→ Stated goal
In the material below, the lines containing the word "CÔNG" are required; copy each of them.

→ Data supplied
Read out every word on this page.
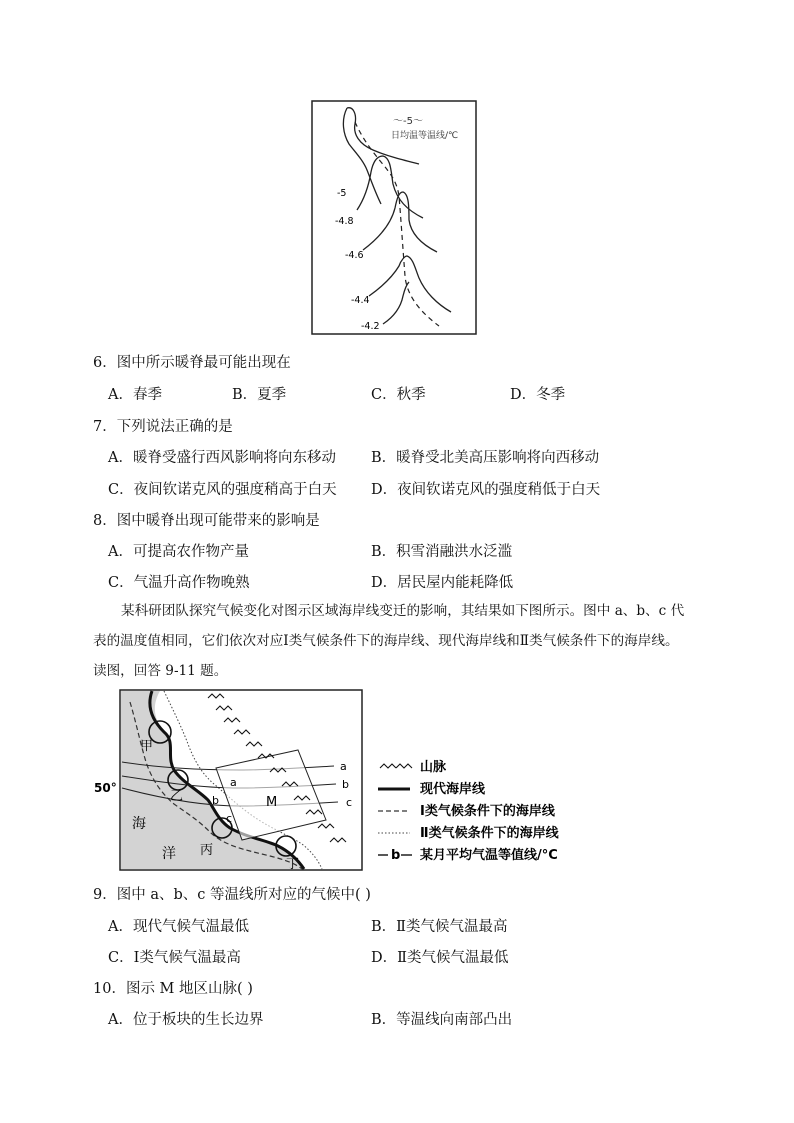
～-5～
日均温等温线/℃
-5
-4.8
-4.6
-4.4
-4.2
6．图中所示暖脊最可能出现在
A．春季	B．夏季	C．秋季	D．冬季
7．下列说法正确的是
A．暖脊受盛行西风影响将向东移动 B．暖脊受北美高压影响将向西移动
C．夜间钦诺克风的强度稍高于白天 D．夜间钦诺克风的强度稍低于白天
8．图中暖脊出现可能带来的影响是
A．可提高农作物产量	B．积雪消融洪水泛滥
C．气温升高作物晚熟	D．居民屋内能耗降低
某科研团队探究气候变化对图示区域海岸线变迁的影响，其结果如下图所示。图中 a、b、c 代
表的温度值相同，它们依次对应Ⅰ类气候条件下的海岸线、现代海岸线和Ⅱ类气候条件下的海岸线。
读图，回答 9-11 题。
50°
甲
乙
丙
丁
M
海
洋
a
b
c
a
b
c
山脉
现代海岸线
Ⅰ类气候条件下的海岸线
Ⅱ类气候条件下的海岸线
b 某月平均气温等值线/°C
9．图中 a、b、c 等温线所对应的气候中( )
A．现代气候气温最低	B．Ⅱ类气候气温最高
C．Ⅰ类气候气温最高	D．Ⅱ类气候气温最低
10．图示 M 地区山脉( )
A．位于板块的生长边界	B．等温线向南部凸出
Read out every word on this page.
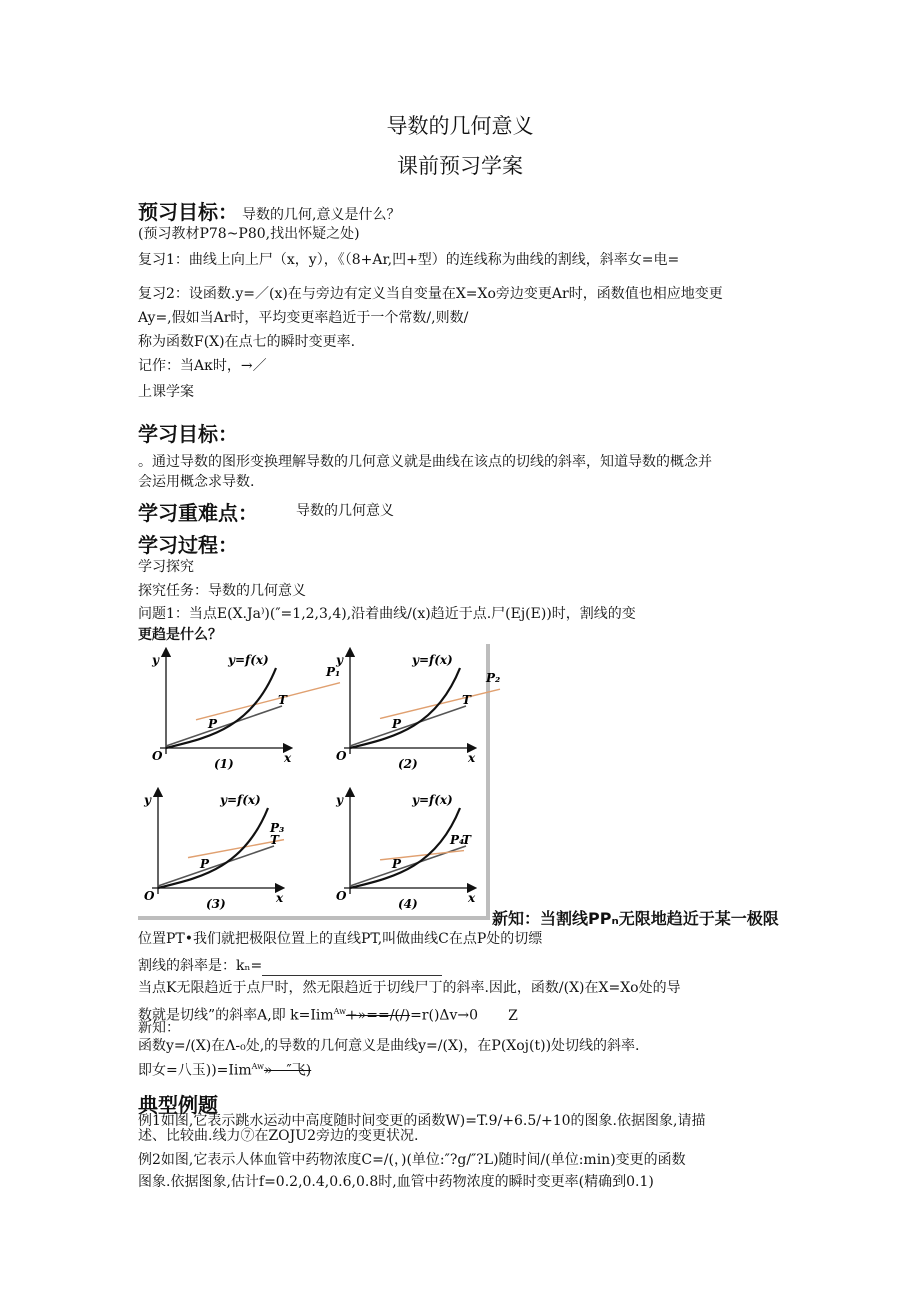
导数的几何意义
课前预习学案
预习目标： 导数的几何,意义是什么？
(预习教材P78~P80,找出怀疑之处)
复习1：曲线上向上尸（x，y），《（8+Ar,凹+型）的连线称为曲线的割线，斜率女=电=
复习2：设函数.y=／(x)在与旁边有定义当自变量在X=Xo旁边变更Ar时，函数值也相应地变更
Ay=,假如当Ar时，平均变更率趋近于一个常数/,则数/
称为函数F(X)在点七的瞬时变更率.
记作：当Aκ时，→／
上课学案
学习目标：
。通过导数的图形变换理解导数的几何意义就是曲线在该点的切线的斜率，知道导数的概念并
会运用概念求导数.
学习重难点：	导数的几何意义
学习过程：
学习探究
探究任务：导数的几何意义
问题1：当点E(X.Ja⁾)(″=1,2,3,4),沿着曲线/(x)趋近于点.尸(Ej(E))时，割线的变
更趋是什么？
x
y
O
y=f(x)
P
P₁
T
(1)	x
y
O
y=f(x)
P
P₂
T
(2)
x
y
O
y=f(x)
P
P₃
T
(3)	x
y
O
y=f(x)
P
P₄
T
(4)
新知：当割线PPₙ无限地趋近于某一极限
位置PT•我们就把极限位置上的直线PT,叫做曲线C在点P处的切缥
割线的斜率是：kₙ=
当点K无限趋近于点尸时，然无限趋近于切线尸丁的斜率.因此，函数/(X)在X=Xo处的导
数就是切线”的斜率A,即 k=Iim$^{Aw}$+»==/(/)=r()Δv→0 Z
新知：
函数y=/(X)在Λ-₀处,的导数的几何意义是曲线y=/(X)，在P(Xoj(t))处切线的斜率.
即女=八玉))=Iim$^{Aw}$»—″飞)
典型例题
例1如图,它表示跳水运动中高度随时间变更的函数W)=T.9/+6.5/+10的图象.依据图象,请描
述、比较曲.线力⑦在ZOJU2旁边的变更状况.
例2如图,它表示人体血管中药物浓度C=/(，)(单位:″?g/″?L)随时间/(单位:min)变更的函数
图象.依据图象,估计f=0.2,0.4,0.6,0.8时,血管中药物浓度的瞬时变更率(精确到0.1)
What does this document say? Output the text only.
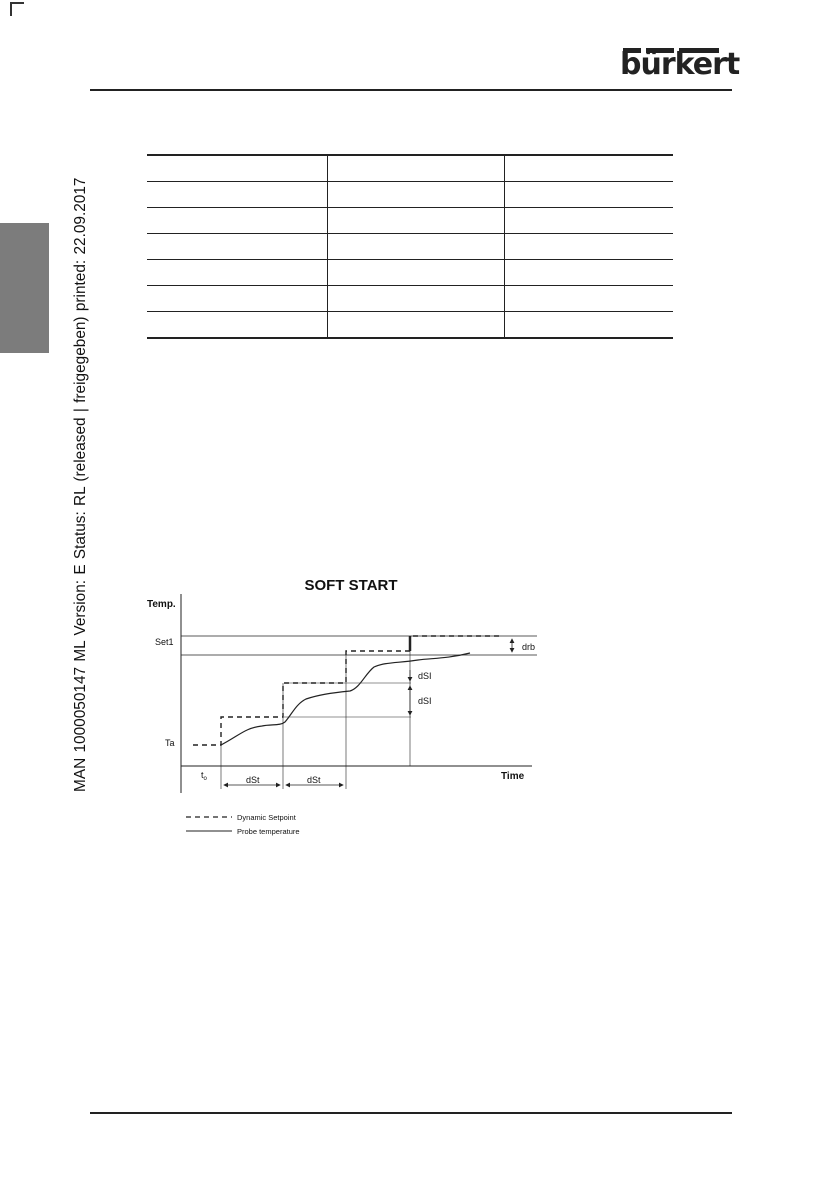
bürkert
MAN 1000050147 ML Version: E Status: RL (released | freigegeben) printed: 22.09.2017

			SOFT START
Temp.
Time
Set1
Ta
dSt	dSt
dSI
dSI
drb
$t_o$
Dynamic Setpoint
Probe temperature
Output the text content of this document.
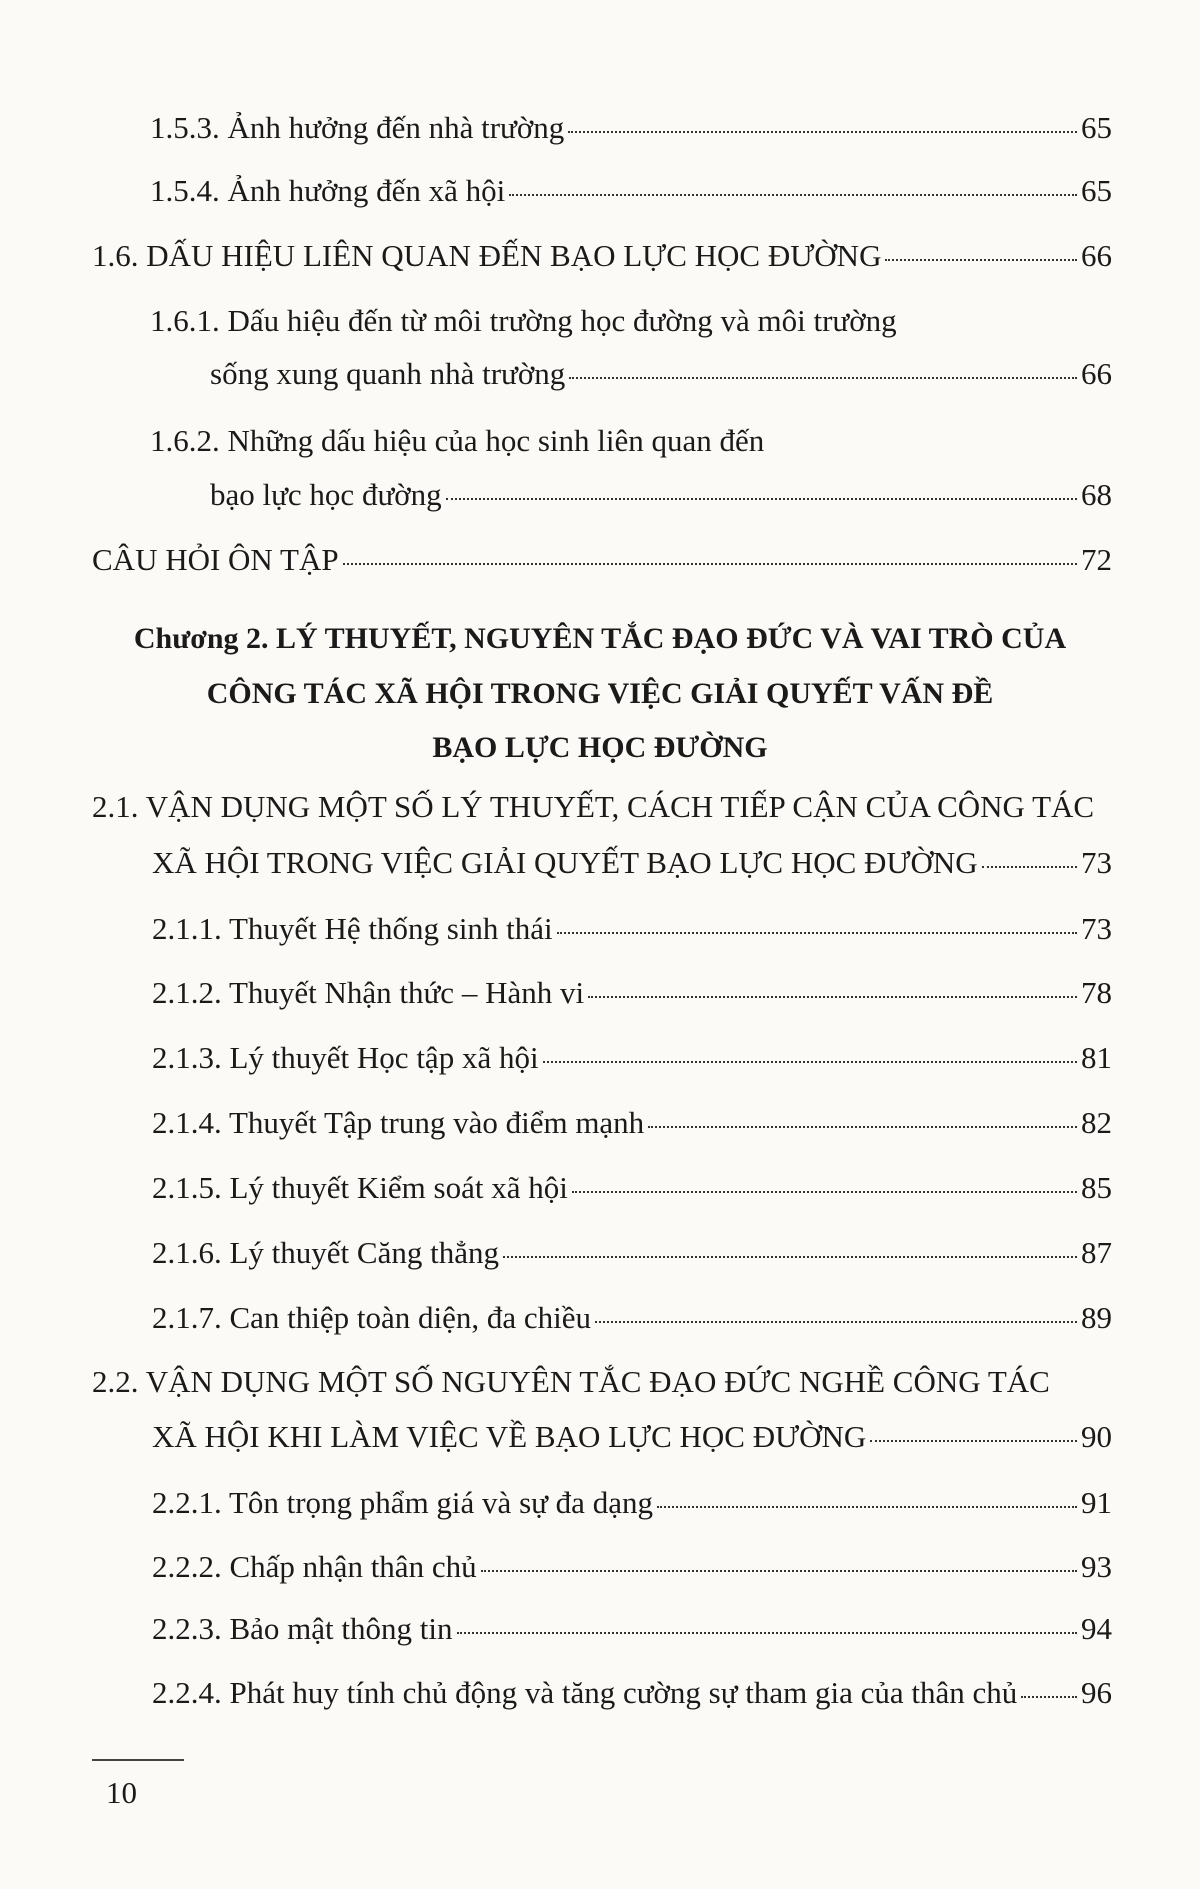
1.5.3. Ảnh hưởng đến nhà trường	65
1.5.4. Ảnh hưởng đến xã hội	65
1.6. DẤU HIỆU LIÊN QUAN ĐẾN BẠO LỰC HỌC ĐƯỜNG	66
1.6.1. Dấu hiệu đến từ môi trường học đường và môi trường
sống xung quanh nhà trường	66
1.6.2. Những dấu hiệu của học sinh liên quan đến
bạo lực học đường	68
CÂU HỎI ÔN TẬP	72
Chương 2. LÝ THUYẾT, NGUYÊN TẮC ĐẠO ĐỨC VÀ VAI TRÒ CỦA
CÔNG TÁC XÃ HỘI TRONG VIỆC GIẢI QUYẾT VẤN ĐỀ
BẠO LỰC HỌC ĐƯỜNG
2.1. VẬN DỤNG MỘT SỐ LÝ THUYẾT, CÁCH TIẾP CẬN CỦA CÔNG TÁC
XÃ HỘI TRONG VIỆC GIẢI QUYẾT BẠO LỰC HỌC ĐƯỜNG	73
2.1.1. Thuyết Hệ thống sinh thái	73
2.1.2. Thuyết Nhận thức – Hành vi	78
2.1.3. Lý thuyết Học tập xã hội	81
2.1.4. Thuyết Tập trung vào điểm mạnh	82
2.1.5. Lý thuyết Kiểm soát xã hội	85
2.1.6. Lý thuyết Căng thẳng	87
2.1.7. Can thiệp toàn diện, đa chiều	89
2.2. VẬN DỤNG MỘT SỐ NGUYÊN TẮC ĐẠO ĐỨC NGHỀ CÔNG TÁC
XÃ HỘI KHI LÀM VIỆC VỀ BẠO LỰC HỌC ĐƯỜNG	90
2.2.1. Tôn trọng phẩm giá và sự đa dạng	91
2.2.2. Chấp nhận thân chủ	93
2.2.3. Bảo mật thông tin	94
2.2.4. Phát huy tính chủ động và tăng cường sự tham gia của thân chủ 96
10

→ Solution for this task
CÔNG TÁC XÃ HỘI TRONG VIỆC GIẢI QUYẾT VẤN ĐỀ
2.1. VẬN DỤNG MỘT SỐ LÝ THUYẾT, CÁCH TIẾP CẬN CỦA CÔNG TÁC
2.2. VẬN DỤNG MỘT SỐ NGUYÊN TẮC ĐẠO ĐỨC NGHỀ CÔNG TÁC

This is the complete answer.